**EXERCISE MATERIALS:**
—————
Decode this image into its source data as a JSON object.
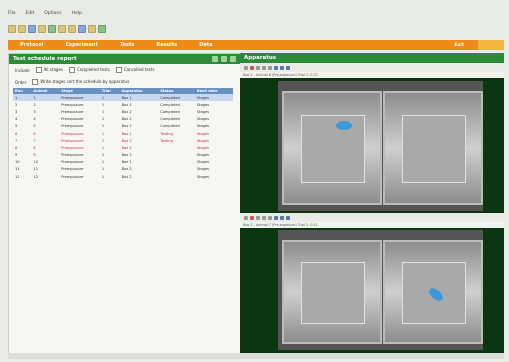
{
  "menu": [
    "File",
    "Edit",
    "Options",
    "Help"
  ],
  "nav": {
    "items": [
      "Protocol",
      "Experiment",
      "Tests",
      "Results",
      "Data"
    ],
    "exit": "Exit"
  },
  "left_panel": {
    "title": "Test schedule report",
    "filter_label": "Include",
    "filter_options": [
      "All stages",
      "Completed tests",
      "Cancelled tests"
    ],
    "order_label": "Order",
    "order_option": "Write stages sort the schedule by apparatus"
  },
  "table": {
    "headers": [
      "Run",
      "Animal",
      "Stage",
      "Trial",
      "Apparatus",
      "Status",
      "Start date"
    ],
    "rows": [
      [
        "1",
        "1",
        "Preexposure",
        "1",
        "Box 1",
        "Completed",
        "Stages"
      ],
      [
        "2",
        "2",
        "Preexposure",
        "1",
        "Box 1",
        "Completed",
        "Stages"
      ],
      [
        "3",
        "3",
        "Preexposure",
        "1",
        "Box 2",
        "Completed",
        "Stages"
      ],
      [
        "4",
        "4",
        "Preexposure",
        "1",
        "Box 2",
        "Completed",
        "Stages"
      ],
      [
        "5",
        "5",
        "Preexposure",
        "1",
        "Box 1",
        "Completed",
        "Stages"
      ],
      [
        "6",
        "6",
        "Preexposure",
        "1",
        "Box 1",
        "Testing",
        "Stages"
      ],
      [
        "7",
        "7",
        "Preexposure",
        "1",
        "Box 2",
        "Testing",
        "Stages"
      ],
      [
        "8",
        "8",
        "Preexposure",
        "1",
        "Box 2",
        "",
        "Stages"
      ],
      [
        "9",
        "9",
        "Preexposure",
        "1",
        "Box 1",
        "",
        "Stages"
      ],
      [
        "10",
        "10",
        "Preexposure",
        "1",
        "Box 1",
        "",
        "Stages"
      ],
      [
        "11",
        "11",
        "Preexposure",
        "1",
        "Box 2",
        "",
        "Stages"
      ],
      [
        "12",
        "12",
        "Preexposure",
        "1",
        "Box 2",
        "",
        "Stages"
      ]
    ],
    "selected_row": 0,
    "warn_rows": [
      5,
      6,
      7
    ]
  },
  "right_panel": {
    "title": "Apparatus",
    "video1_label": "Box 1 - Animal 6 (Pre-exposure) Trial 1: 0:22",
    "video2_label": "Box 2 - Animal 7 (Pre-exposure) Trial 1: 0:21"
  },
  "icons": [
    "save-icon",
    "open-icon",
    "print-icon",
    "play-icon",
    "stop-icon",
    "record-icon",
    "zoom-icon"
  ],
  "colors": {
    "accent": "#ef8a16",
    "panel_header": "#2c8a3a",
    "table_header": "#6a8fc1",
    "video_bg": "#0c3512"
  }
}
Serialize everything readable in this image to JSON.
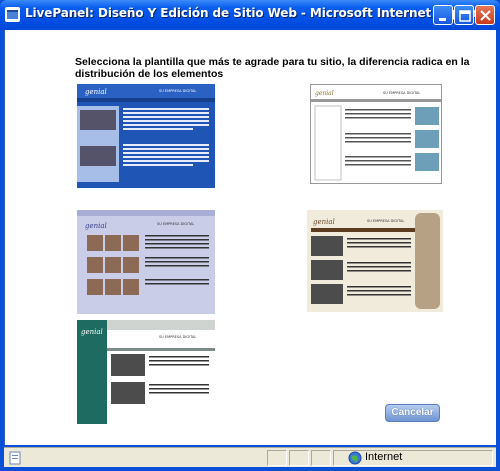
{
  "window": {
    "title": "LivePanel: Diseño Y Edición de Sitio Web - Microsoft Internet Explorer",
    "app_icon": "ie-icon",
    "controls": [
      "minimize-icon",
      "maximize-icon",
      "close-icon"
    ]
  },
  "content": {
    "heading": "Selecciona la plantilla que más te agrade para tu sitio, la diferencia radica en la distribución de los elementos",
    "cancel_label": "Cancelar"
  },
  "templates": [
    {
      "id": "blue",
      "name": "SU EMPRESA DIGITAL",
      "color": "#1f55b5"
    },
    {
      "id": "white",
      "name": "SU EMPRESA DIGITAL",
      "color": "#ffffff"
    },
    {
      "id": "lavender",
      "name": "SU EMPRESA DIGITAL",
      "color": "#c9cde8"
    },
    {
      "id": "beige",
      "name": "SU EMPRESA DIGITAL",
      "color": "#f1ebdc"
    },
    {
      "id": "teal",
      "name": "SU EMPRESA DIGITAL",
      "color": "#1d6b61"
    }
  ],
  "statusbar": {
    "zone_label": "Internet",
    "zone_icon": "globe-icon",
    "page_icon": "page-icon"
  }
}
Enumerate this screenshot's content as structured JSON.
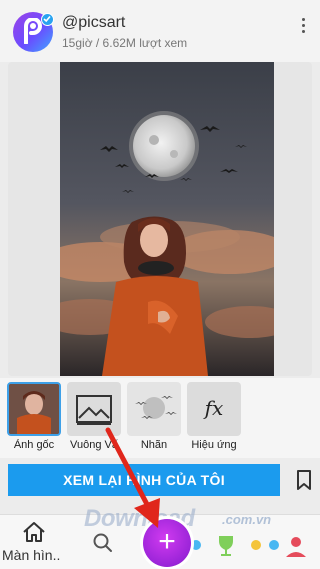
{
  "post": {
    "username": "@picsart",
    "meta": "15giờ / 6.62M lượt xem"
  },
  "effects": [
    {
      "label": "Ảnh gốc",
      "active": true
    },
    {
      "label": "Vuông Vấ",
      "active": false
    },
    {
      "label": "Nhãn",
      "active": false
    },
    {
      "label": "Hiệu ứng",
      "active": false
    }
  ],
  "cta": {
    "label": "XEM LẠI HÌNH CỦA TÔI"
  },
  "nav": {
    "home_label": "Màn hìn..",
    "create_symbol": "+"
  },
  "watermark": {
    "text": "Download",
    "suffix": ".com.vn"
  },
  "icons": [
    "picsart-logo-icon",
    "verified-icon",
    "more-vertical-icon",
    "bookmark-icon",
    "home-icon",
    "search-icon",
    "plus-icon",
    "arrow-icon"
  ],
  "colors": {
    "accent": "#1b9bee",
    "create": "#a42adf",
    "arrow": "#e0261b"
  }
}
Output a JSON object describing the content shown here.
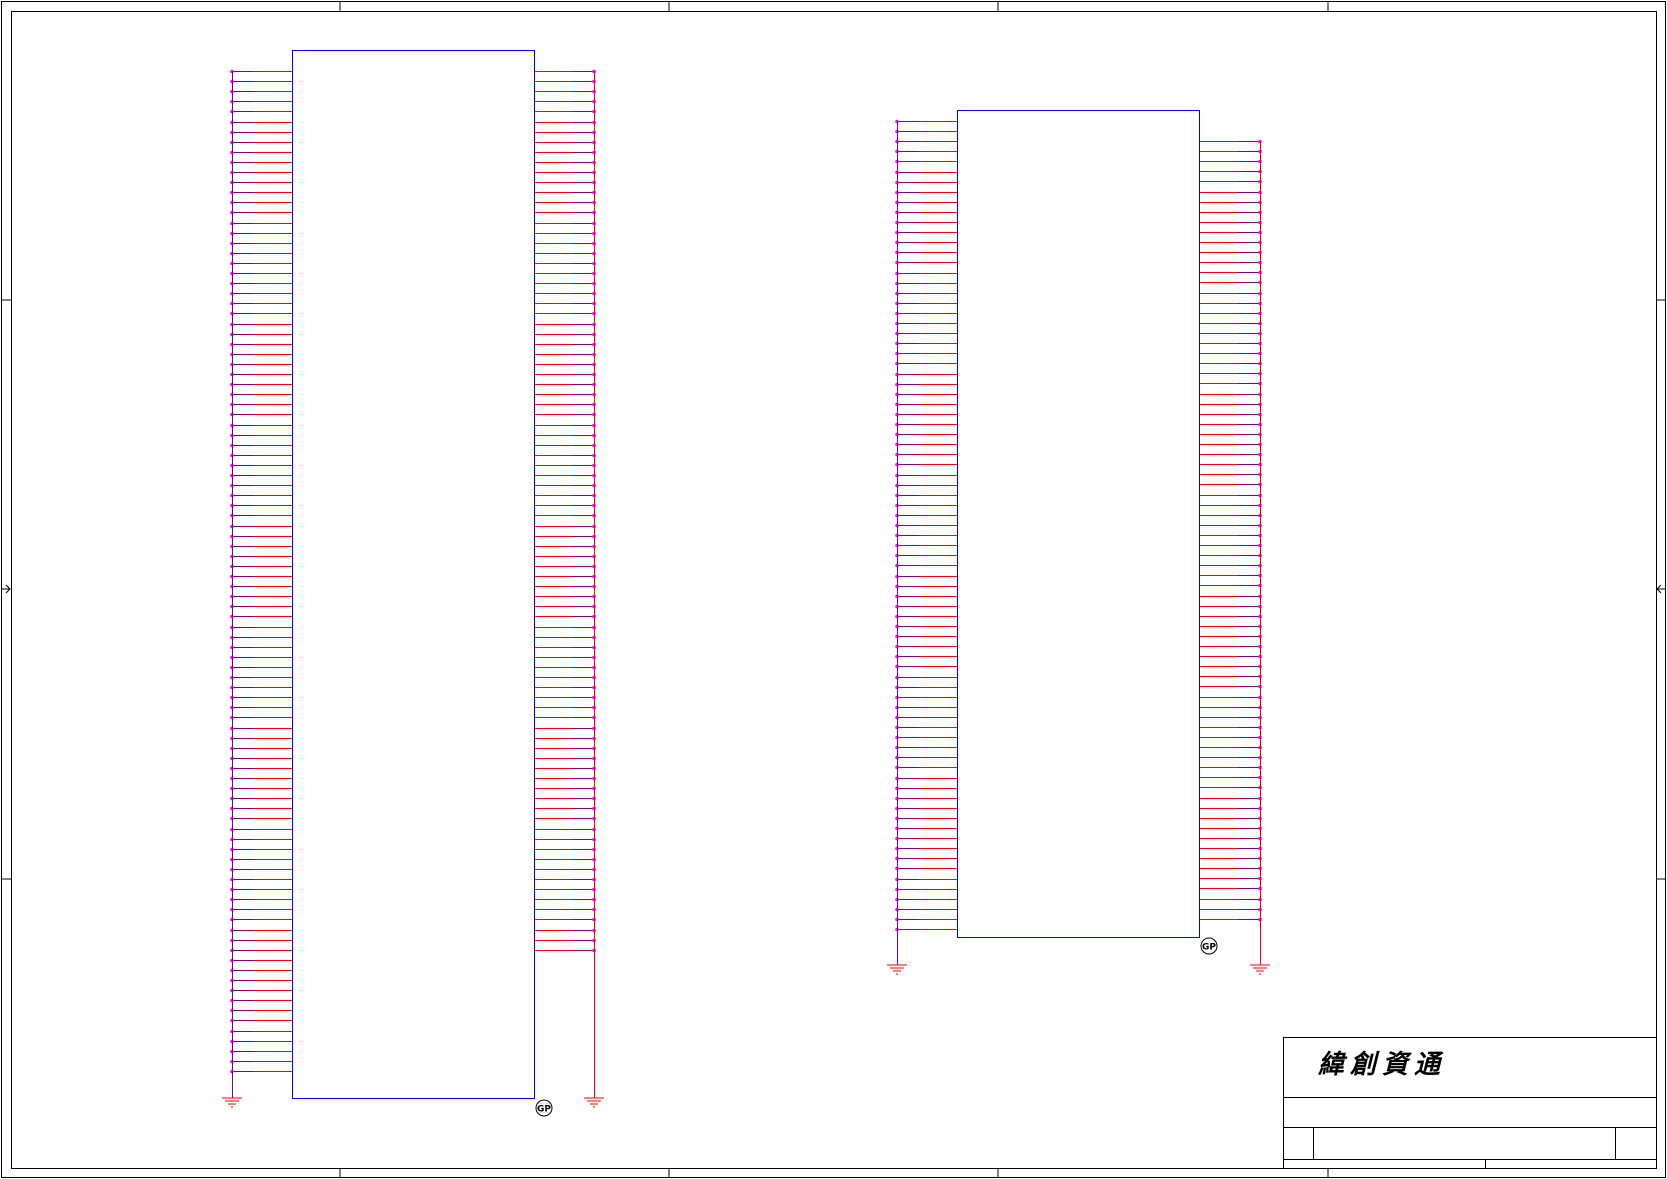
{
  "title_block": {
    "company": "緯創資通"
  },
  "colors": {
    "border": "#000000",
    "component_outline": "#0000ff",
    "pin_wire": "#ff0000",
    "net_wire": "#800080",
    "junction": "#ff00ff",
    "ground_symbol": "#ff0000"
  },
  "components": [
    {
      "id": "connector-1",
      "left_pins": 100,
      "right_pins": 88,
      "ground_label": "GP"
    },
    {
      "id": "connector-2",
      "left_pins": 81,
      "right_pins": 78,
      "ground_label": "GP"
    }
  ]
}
—————
**EXERCISE INSTRUCTIONS:** In your copy, repeat each record exactly and include no pictures.

**CORRECT OUTPUT:**
Decode this image into its source data as a JSON object.
{
  "menu": [
    "File",
    "Edit",
    "Options",
    "Help"
  ],
  "nav": {
    "items": [
      "Protocol",
      "Experiment",
      "Tests",
      "Results",
      "Data"
    ],
    "exit": "Exit"
  },
  "left_panel": {
    "title": "Test schedule report",
    "filter_label": "Include",
    "filter_options": [
      "All stages",
      "Completed tests",
      "Cancelled tests"
    ],
    "order_label": "Order",
    "order_option": "Write stages sort the schedule by apparatus"
  },
  "table": {
    "headers": [
      "Run",
      "Animal",
      "Stage",
      "Trial",
      "Apparatus",
      "Status",
      "Start date"
    ],
    "rows": [
      [
        "1",
        "1",
        "Preexposure",
        "1",
        "Box 1",
        "Completed",
        "Stages"
      ],
      [
        "2",
        "2",
        "Preexposure",
        "1",
        "Box 1",
        "Completed",
        "Stages"
      ],
      [
        "3",
        "3",
        "Preexposure",
        "1",
        "Box 2",
        "Completed",
        "Stages"
      ],
      [
        "4",
        "4",
        "Preexposure",
        "1",
        "Box 2",
        "Completed",
        "Stages"
      ],
      [
        "5",
        "5",
        "Preexposure",
        "1",
        "Box 1",
        "Completed",
        "Stages"
      ],
      [
        "6",
        "6",
        "Preexposure",
        "1",
        "Box 1",
        "Testing",
        "Stages"
      ],
      [
        "7",
        "7",
        "Preexposure",
        "1",
        "Box 2",
        "Testing",
        "Stages"
      ],
      [
        "8",
        "8",
        "Preexposure",
        "1",
        "Box 2",
        "",
        "Stages"
      ],
      [
        "9",
        "9",
        "Preexposure",
        "1",
        "Box 1",
        "",
        "Stages"
      ],
      [
        "10",
        "10",
        "Preexposure",
        "1",
        "Box 1",
        "",
        "Stages"
      ],
      [
        "11",
        "11",
        "Preexposure",
        "1",
        "Box 2",
        "",
        "Stages"
      ],
      [
        "12",
        "12",
        "Preexposure",
        "1",
        "Box 2",
        "",
        "Stages"
      ]
    ],
    "selected_row": 0,
    "warn_rows": [
      5,
      6,
      7
    ]
  },
  "right_panel": {
    "title": "Apparatus",
    "video1_label": "Box 1 - Animal 6 (Pre-exposure) Trial 1: 0:22",
    "video2_label": "Box 2 - Animal 7 (Pre-exposure) Trial 1: 0:21"
  },
  "icons": [
    "save-icon",
    "open-icon",
    "print-icon",
    "play-icon",
    "stop-icon",
    "record-icon",
    "zoom-icon"
  ],
  "colors": {
    "accent": "#ef8a16",
    "panel_header": "#2c8a3a",
    "table_header": "#6a8fc1",
    "video_bg": "#0c3512"
  }
}
Serialize everything readable in this image to JSON.
{
  "window": {
    "title": "LivePanel: Diseño Y Edición de Sitio Web - Microsoft Internet Explorer",
    "app_icon": "ie-icon",
    "controls": [
      "minimize-icon",
      "maximize-icon",
      "close-icon"
    ]
  },
  "content": {
    "heading": "Selecciona la plantilla que más te agrade para tu sitio, la diferencia radica en la distribución de los elementos",
    "cancel_label": "Cancelar"
  },
  "templates": [
    {
      "id": "blue",
      "name": "SU EMPRESA DIGITAL",
      "color": "#1f55b5"
    },
    {
      "id": "white",
      "name": "SU EMPRESA DIGITAL",
      "color": "#ffffff"
    },
    {
      "id": "lavender",
      "name": "SU EMPRESA DIGITAL",
      "color": "#c9cde8"
    },
    {
      "id": "beige",
      "name": "SU EMPRESA DIGITAL",
      "color": "#f1ebdc"
    },
    {
      "id": "teal",
      "name": "SU EMPRESA DIGITAL",
      "color": "#1d6b61"
    }
  ],
  "statusbar": {
    "zone_label": "Internet",
    "zone_icon": "globe-icon",
    "page_icon": "page-icon"
  }
}
Enumerate this screenshot's content as structured JSON.
{
  "post": {
    "username": "@picsart",
    "meta": "15giờ / 6.62M lượt xem"
  },
  "effects": [
    {
      "label": "Ảnh gốc",
      "active": true
    },
    {
      "label": "Vuông Vấ",
      "active": false
    },
    {
      "label": "Nhãn",
      "active": false
    },
    {
      "label": "Hiệu ứng",
      "active": false
    }
  ],
  "cta": {
    "label": "XEM LẠI HÌNH CỦA TÔI"
  },
  "nav": {
    "home_label": "Màn hìn..",
    "create_symbol": "+"
  },
  "watermark": {
    "text": "Download",
    "suffix": ".com.vn"
  },
  "icons": [
    "picsart-logo-icon",
    "verified-icon",
    "more-vertical-icon",
    "bookmark-icon",
    "home-icon",
    "search-icon",
    "plus-icon",
    "arrow-icon"
  ],
  "colors": {
    "accent": "#1b9bee",
    "create": "#a42adf",
    "arrow": "#e0261b"
  }
}
Output a JSON object describing the content shown here.
{
  "title_block": {
    "company": "緯創資通"
  },
  "colors": {
    "border": "#000000",
    "component_outline": "#0000ff",
    "pin_wire": "#ff0000",
    "net_wire": "#800080",
    "junction": "#ff00ff",
    "ground_symbol": "#ff0000"
  },
  "components": [
    {
      "id": "connector-1",
      "left_pins": 100,
      "right_pins": 88,
      "ground_label": "GP"
    },
    {
      "id": "connector-2",
      "left_pins": 81,
      "right_pins": 78,
      "ground_label": "GP"
    }
  ]
}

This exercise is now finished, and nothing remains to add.